▶ SET EXERCISE:
Locate every line in the records below that holds the word "reversible" and return each one.

── DATA SUPPLIED ──

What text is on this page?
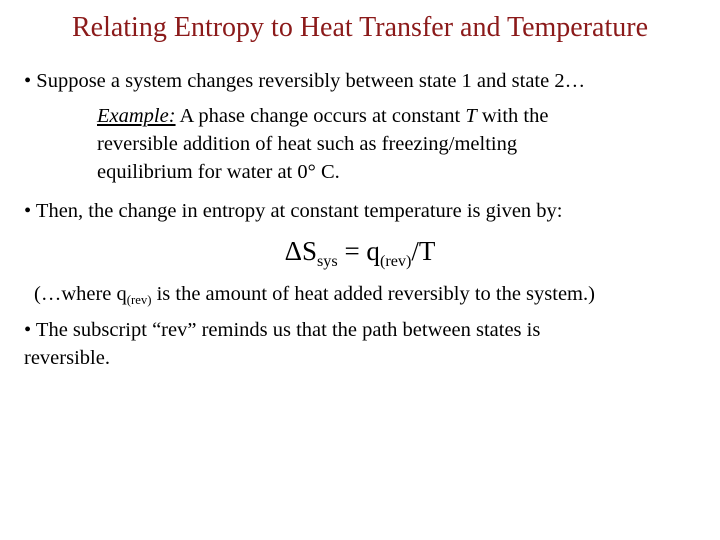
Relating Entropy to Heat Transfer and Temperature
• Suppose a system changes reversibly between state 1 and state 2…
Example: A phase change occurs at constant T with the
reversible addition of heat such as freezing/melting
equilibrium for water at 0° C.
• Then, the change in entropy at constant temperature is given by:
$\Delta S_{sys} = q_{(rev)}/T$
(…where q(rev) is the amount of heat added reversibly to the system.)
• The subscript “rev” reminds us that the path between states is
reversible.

───
── DATA SUPPLIED ──

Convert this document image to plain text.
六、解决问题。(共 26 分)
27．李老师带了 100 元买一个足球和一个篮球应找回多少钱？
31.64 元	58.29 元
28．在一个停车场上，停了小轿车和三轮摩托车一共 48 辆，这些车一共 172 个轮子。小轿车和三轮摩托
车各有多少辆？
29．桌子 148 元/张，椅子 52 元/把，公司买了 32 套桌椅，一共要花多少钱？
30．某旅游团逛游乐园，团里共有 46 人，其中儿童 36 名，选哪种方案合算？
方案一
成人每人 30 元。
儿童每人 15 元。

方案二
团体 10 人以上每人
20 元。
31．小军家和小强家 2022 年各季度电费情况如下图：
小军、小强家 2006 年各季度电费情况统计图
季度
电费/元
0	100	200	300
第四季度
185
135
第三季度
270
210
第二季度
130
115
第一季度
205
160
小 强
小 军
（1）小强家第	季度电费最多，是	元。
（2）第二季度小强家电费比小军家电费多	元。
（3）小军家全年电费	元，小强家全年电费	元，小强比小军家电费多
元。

───

▶ ANSWER IN FULL:
reversible addition of heat such as freezing/melting
reversible.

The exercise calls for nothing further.